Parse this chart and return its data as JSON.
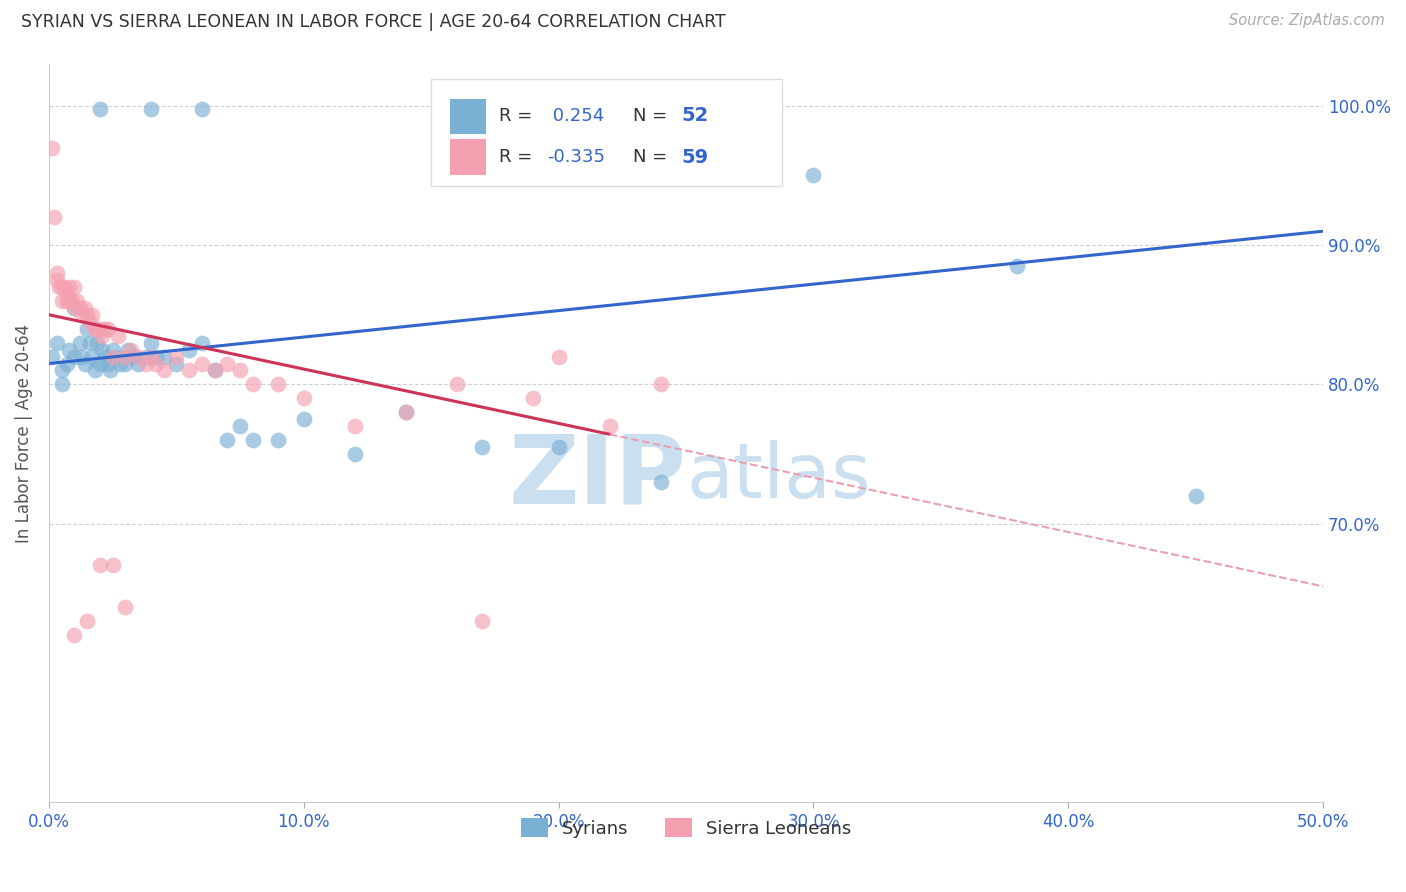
{
  "title": "SYRIAN VS SIERRA LEONEAN IN LABOR FORCE | AGE 20-64 CORRELATION CHART",
  "source": "Source: ZipAtlas.com",
  "ylabel": "In Labor Force | Age 20-64",
  "xlim": [
    0.0,
    0.5
  ],
  "ylim": [
    0.5,
    1.03
  ],
  "yticks": [
    0.7,
    0.8,
    0.9,
    1.0
  ],
  "xticks": [
    0.0,
    0.1,
    0.2,
    0.3,
    0.4,
    0.5
  ],
  "xtick_labels": [
    "0.0%",
    "10.0%",
    "20.0%",
    "30.0%",
    "40.0%",
    "50.0%"
  ],
  "ytick_labels": [
    "70.0%",
    "80.0%",
    "90.0%",
    "100.0%"
  ],
  "legend_blue_r": "0.254",
  "legend_blue_n": "52",
  "legend_pink_r": "-0.335",
  "legend_pink_n": "59",
  "blue_color": "#7ab0d4",
  "pink_color": "#f4a0b0",
  "trend_blue_color": "#3366cc",
  "trend_pink_color": "#cc3355",
  "trend_pink_dashed_color": "#e8a0b0",
  "watermark_color": "#c5ddf0",
  "blue_scatter_x": [
    0.02,
    0.04,
    0.06,
    0.001,
    0.003,
    0.005,
    0.005,
    0.007,
    0.008,
    0.01,
    0.01,
    0.012,
    0.013,
    0.014,
    0.015,
    0.016,
    0.017,
    0.018,
    0.019,
    0.02,
    0.021,
    0.022,
    0.023,
    0.024,
    0.025,
    0.026,
    0.028,
    0.03,
    0.031,
    0.033,
    0.035,
    0.038,
    0.04,
    0.042,
    0.045,
    0.05,
    0.055,
    0.06,
    0.065,
    0.07,
    0.075,
    0.08,
    0.09,
    0.1,
    0.12,
    0.14,
    0.17,
    0.2,
    0.24,
    0.3,
    0.38,
    0.45
  ],
  "blue_scatter_y": [
    0.998,
    0.998,
    0.998,
    0.82,
    0.83,
    0.81,
    0.8,
    0.815,
    0.825,
    0.855,
    0.82,
    0.83,
    0.82,
    0.815,
    0.84,
    0.83,
    0.82,
    0.81,
    0.83,
    0.815,
    0.825,
    0.82,
    0.815,
    0.81,
    0.825,
    0.82,
    0.815,
    0.815,
    0.825,
    0.82,
    0.815,
    0.82,
    0.83,
    0.82,
    0.82,
    0.815,
    0.825,
    0.83,
    0.81,
    0.76,
    0.77,
    0.76,
    0.76,
    0.775,
    0.75,
    0.78,
    0.755,
    0.755,
    0.73,
    0.95,
    0.885,
    0.72
  ],
  "pink_scatter_x": [
    0.001,
    0.002,
    0.003,
    0.003,
    0.004,
    0.005,
    0.005,
    0.006,
    0.007,
    0.007,
    0.008,
    0.008,
    0.009,
    0.01,
    0.01,
    0.011,
    0.012,
    0.013,
    0.014,
    0.015,
    0.016,
    0.017,
    0.018,
    0.019,
    0.02,
    0.021,
    0.022,
    0.023,
    0.025,
    0.027,
    0.03,
    0.032,
    0.035,
    0.038,
    0.04,
    0.042,
    0.045,
    0.05,
    0.055,
    0.06,
    0.065,
    0.07,
    0.075,
    0.08,
    0.09,
    0.1,
    0.12,
    0.14,
    0.16,
    0.17,
    0.19,
    0.2,
    0.22,
    0.24,
    0.01,
    0.015,
    0.02,
    0.025,
    0.03
  ],
  "pink_scatter_y": [
    0.97,
    0.92,
    0.88,
    0.875,
    0.87,
    0.87,
    0.86,
    0.87,
    0.865,
    0.86,
    0.87,
    0.86,
    0.86,
    0.87,
    0.855,
    0.86,
    0.855,
    0.85,
    0.855,
    0.85,
    0.845,
    0.85,
    0.84,
    0.84,
    0.84,
    0.835,
    0.84,
    0.84,
    0.82,
    0.835,
    0.82,
    0.825,
    0.82,
    0.815,
    0.82,
    0.815,
    0.81,
    0.82,
    0.81,
    0.815,
    0.81,
    0.815,
    0.81,
    0.8,
    0.8,
    0.79,
    0.77,
    0.78,
    0.8,
    0.63,
    0.79,
    0.82,
    0.77,
    0.8,
    0.62,
    0.63,
    0.67,
    0.67,
    0.64
  ]
}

___

Job: Omit the pictures, and quote the material above exactly as given.

Answer in full:
Parse this chart and return its data as JSON.
{
  "title": "SYRIAN VS SIERRA LEONEAN IN LABOR FORCE | AGE 20-64 CORRELATION CHART",
  "source": "Source: ZipAtlas.com",
  "ylabel": "In Labor Force | Age 20-64",
  "xlim": [
    0.0,
    0.5
  ],
  "ylim": [
    0.5,
    1.03
  ],
  "yticks": [
    0.7,
    0.8,
    0.9,
    1.0
  ],
  "xticks": [
    0.0,
    0.1,
    0.2,
    0.3,
    0.4,
    0.5
  ],
  "xtick_labels": [
    "0.0%",
    "10.0%",
    "20.0%",
    "30.0%",
    "40.0%",
    "50.0%"
  ],
  "ytick_labels": [
    "70.0%",
    "80.0%",
    "90.0%",
    "100.0%"
  ],
  "legend_blue_r": "0.254",
  "legend_blue_n": "52",
  "legend_pink_r": "-0.335",
  "legend_pink_n": "59",
  "blue_color": "#7ab0d4",
  "pink_color": "#f4a0b0",
  "trend_blue_color": "#3366cc",
  "trend_pink_color": "#cc3355",
  "trend_pink_dashed_color": "#e8a0b0",
  "watermark_color": "#c5ddf0",
  "blue_scatter_x": [
    0.02,
    0.04,
    0.06,
    0.001,
    0.003,
    0.005,
    0.005,
    0.007,
    0.008,
    0.01,
    0.01,
    0.012,
    0.013,
    0.014,
    0.015,
    0.016,
    0.017,
    0.018,
    0.019,
    0.02,
    0.021,
    0.022,
    0.023,
    0.024,
    0.025,
    0.026,
    0.028,
    0.03,
    0.031,
    0.033,
    0.035,
    0.038,
    0.04,
    0.042,
    0.045,
    0.05,
    0.055,
    0.06,
    0.065,
    0.07,
    0.075,
    0.08,
    0.09,
    0.1,
    0.12,
    0.14,
    0.17,
    0.2,
    0.24,
    0.3,
    0.38,
    0.45
  ],
  "blue_scatter_y": [
    0.998,
    0.998,
    0.998,
    0.82,
    0.83,
    0.81,
    0.8,
    0.815,
    0.825,
    0.855,
    0.82,
    0.83,
    0.82,
    0.815,
    0.84,
    0.83,
    0.82,
    0.81,
    0.83,
    0.815,
    0.825,
    0.82,
    0.815,
    0.81,
    0.825,
    0.82,
    0.815,
    0.815,
    0.825,
    0.82,
    0.815,
    0.82,
    0.83,
    0.82,
    0.82,
    0.815,
    0.825,
    0.83,
    0.81,
    0.76,
    0.77,
    0.76,
    0.76,
    0.775,
    0.75,
    0.78,
    0.755,
    0.755,
    0.73,
    0.95,
    0.885,
    0.72
  ],
  "pink_scatter_x": [
    0.001,
    0.002,
    0.003,
    0.003,
    0.004,
    0.005,
    0.005,
    0.006,
    0.007,
    0.007,
    0.008,
    0.008,
    0.009,
    0.01,
    0.01,
    0.011,
    0.012,
    0.013,
    0.014,
    0.015,
    0.016,
    0.017,
    0.018,
    0.019,
    0.02,
    0.021,
    0.022,
    0.023,
    0.025,
    0.027,
    0.03,
    0.032,
    0.035,
    0.038,
    0.04,
    0.042,
    0.045,
    0.05,
    0.055,
    0.06,
    0.065,
    0.07,
    0.075,
    0.08,
    0.09,
    0.1,
    0.12,
    0.14,
    0.16,
    0.17,
    0.19,
    0.2,
    0.22,
    0.24,
    0.01,
    0.015,
    0.02,
    0.025,
    0.03
  ],
  "pink_scatter_y": [
    0.97,
    0.92,
    0.88,
    0.875,
    0.87,
    0.87,
    0.86,
    0.87,
    0.865,
    0.86,
    0.87,
    0.86,
    0.86,
    0.87,
    0.855,
    0.86,
    0.855,
    0.85,
    0.855,
    0.85,
    0.845,
    0.85,
    0.84,
    0.84,
    0.84,
    0.835,
    0.84,
    0.84,
    0.82,
    0.835,
    0.82,
    0.825,
    0.82,
    0.815,
    0.82,
    0.815,
    0.81,
    0.82,
    0.81,
    0.815,
    0.81,
    0.815,
    0.81,
    0.8,
    0.8,
    0.79,
    0.77,
    0.78,
    0.8,
    0.63,
    0.79,
    0.82,
    0.77,
    0.8,
    0.62,
    0.63,
    0.67,
    0.67,
    0.64
  ]
}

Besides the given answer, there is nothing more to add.